**** Provided records ****
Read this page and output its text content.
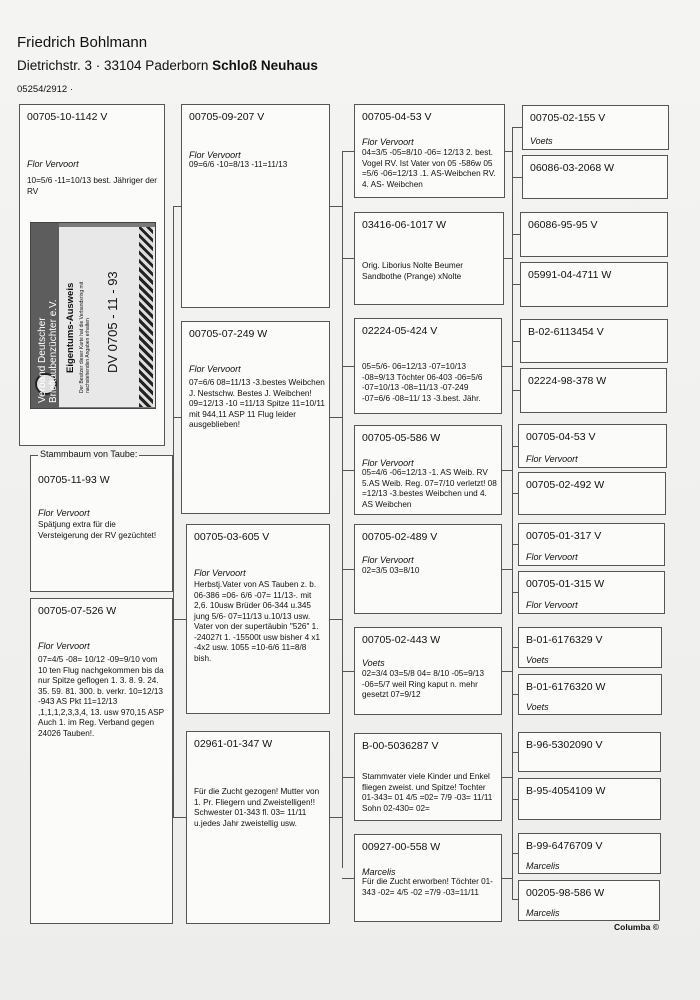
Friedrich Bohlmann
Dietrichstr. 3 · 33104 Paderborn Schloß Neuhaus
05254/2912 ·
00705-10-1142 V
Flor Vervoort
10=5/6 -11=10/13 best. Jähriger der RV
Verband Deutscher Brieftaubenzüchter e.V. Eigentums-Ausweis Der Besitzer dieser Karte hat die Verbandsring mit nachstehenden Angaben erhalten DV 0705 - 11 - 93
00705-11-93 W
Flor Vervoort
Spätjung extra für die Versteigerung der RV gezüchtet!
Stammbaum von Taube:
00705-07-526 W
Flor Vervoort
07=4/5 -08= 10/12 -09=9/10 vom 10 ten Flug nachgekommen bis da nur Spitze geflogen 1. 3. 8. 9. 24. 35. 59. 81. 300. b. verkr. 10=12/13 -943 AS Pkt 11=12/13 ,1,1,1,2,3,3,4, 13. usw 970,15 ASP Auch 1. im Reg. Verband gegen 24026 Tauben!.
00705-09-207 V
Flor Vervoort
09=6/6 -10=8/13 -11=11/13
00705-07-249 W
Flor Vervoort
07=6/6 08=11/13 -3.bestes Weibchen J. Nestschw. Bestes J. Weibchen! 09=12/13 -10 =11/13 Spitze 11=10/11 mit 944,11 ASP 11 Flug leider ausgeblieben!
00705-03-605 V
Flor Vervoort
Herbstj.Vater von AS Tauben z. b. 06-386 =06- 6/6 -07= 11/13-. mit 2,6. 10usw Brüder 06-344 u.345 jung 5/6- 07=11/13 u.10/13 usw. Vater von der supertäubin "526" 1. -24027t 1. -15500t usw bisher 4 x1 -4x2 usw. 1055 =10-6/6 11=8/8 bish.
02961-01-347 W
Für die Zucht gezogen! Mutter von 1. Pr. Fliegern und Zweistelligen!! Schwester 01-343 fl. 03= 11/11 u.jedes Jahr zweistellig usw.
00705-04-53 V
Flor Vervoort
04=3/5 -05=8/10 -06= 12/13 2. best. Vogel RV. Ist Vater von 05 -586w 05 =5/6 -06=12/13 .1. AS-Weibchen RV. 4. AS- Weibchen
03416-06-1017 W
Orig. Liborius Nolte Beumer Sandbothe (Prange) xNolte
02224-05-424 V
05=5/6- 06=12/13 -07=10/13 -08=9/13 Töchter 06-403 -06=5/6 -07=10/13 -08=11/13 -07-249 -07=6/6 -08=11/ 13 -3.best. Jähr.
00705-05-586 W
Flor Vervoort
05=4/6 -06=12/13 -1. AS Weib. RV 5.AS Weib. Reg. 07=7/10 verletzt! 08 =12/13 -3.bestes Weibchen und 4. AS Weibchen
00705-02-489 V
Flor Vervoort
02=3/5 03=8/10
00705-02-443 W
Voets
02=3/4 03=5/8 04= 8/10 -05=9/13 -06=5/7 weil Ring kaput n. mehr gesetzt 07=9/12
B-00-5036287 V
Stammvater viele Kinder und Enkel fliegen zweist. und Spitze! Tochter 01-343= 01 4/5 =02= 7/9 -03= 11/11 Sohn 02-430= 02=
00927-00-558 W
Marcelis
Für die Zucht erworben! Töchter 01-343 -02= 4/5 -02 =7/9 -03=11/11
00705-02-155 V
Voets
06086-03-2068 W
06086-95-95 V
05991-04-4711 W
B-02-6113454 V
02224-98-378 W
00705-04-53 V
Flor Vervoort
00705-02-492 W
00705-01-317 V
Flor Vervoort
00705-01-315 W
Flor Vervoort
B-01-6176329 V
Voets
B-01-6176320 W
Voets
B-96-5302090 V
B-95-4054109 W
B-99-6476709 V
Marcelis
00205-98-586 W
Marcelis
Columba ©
****
-- Required task --
Leave out every picture and copy the rest of the records exactly.

-- Final result --
Read this page and output its text content.
Friedrich Bohlmann
Dietrichstr. 3 · 33104 Paderborn Schloß Neuhaus
05254/2912 ·
00705-10-1142 V
Flor Vervoort
10=5/6 -11=10/13 best. Jähriger der RV
Verband Deutscher Brieftaubenzüchter e.V. Eigentums-Ausweis Der Besitzer dieser Karte hat die Verbandsring mit nachstehenden Angaben erhalten DV 0705 - 11 - 93
00705-11-93 W
Flor Vervoort
Spätjung extra für die Versteigerung der RV gezüchtet!
Stammbaum von Taube:
00705-07-526 W
Flor Vervoort
07=4/5 -08= 10/12 -09=9/10 vom 10 ten Flug nachgekommen bis da nur Spitze geflogen 1. 3. 8. 9. 24. 35. 59. 81. 300. b. verkr. 10=12/13 -943 AS Pkt 11=12/13 ,1,1,1,2,3,3,4, 13. usw 970,15 ASP Auch 1. im Reg. Verband gegen 24026 Tauben!.
00705-09-207 V
Flor Vervoort
09=6/6 -10=8/13 -11=11/13
00705-07-249 W
Flor Vervoort
07=6/6 08=11/13 -3.bestes Weibchen J. Nestschw. Bestes J. Weibchen! 09=12/13 -10 =11/13 Spitze 11=10/11 mit 944,11 ASP 11 Flug leider ausgeblieben!
00705-03-605 V
Flor Vervoort
Herbstj.Vater von AS Tauben z. b. 06-386 =06- 6/6 -07= 11/13-. mit 2,6. 10usw Brüder 06-344 u.345 jung 5/6- 07=11/13 u.10/13 usw. Vater von der supertäubin "526" 1. -24027t 1. -15500t usw bisher 4 x1 -4x2 usw. 1055 =10-6/6 11=8/8 bish.
02961-01-347 W
Für die Zucht gezogen! Mutter von 1. Pr. Fliegern und Zweistelligen!! Schwester 01-343 fl. 03= 11/11 u.jedes Jahr zweistellig usw.
00705-04-53 V
Flor Vervoort
04=3/5 -05=8/10 -06= 12/13 2. best. Vogel RV. Ist Vater von 05 -586w 05 =5/6 -06=12/13 .1. AS-Weibchen RV. 4. AS- Weibchen
03416-06-1017 W
Orig. Liborius Nolte Beumer Sandbothe (Prange) xNolte
02224-05-424 V
05=5/6- 06=12/13 -07=10/13 -08=9/13 Töchter 06-403 -06=5/6 -07=10/13 -08=11/13 -07-249 -07=6/6 -08=11/ 13 -3.best. Jähr.
00705-05-586 W
Flor Vervoort
05=4/6 -06=12/13 -1. AS Weib. RV 5.AS Weib. Reg. 07=7/10 verletzt! 08 =12/13 -3.bestes Weibchen und 4. AS Weibchen
00705-02-489 V
Flor Vervoort
02=3/5 03=8/10
00705-02-443 W
Voets
02=3/4 03=5/8 04= 8/10 -05=9/13 -06=5/7 weil Ring kaput n. mehr gesetzt 07=9/12
B-00-5036287 V
Stammvater viele Kinder und Enkel fliegen zweist. und Spitze! Tochter 01-343= 01 4/5 =02= 7/9 -03= 11/11 Sohn 02-430= 02=
00927-00-558 W
Marcelis
Für die Zucht erworben! Töchter 01-343 -02= 4/5 -02 =7/9 -03=11/11
00705-02-155 V
Voets
06086-03-2068 W
06086-95-95 V
05991-04-4711 W
B-02-6113454 V
02224-98-378 W
00705-04-53 V
Flor Vervoort
00705-02-492 W
00705-01-317 V
Flor Vervoort
00705-01-315 W
Flor Vervoort
B-01-6176329 V
Voets
B-01-6176320 W
Voets
B-96-5302090 V
B-95-4054109 W
B-99-6476709 V
Marcelis
00205-98-586 W
Marcelis
Columba ©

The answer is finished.